**OBJECTIVE**
Pick out every line with the word "области" and copy it.

**EXTRACTED MATERIAL**
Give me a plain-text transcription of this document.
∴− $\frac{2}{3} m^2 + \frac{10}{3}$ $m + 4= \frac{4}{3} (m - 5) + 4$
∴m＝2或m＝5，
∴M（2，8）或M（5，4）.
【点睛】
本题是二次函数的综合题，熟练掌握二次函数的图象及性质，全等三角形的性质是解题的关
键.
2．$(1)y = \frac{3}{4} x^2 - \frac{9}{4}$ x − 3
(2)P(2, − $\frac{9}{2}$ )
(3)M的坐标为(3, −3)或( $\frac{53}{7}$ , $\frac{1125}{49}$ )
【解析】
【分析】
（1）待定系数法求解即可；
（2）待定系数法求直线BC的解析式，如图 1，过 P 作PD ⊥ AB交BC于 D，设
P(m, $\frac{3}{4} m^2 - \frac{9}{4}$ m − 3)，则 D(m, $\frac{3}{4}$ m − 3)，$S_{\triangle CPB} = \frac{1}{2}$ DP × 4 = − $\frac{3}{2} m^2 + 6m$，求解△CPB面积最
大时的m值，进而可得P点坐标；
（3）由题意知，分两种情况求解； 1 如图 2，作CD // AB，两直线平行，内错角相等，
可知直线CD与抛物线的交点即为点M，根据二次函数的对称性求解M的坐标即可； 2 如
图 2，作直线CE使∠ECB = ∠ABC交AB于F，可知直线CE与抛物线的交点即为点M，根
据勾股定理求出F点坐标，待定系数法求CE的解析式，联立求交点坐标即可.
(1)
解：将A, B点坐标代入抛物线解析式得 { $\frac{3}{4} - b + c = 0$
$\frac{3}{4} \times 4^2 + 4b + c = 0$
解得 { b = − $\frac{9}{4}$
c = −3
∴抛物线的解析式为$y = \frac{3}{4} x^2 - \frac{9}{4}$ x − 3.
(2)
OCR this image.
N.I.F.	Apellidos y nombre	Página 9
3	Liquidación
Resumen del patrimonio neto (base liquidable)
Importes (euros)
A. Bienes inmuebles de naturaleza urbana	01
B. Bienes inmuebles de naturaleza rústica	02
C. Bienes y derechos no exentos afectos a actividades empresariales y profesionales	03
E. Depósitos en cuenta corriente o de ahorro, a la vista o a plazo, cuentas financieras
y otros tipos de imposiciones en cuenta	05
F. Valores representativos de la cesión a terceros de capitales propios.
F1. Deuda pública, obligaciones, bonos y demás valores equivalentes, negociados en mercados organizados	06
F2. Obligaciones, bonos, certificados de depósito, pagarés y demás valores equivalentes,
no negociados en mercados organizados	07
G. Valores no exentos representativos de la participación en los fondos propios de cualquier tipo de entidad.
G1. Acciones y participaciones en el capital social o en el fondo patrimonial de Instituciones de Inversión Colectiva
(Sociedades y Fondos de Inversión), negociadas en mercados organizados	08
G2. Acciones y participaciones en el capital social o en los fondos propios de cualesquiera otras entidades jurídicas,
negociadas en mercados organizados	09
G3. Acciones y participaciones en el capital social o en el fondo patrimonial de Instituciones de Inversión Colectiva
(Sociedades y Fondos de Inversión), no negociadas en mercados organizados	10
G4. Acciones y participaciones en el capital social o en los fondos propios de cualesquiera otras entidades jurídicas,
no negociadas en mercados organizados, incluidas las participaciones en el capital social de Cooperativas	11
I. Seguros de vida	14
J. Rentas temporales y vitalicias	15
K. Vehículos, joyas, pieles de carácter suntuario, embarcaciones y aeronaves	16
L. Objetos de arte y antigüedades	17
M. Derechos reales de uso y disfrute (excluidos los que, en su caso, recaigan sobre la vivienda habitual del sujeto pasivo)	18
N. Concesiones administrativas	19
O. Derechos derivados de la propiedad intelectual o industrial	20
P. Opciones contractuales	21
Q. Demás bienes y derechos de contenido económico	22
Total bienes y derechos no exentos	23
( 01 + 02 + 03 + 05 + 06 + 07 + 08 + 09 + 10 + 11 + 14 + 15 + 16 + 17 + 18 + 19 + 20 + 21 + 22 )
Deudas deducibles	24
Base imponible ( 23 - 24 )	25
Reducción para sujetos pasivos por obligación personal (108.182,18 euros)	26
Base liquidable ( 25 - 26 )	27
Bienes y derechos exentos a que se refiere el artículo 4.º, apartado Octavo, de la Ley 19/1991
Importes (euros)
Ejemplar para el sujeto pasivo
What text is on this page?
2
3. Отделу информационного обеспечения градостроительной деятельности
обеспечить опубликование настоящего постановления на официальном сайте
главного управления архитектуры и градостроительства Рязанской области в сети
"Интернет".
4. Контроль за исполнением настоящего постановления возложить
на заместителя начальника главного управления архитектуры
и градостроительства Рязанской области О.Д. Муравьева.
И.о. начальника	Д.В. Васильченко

**RESULT FOR THIS EXERCISE**
главного управления архитектуры и градостроительства Рязанской области в сети
и градостроительства Рязанской области О.Д. Муравьева.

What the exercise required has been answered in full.